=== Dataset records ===
========
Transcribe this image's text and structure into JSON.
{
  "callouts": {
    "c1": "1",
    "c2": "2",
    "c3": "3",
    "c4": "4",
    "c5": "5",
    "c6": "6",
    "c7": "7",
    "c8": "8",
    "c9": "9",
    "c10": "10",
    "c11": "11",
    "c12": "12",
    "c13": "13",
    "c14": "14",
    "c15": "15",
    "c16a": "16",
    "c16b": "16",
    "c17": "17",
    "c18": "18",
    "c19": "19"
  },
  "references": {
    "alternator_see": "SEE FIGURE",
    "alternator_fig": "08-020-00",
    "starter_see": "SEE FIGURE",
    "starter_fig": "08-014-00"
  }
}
========
Look over the material above and show each line where "FIGURE" appears.

    "alternator_see": "SEE FIGURE",
    "starter_see": "SEE FIGURE",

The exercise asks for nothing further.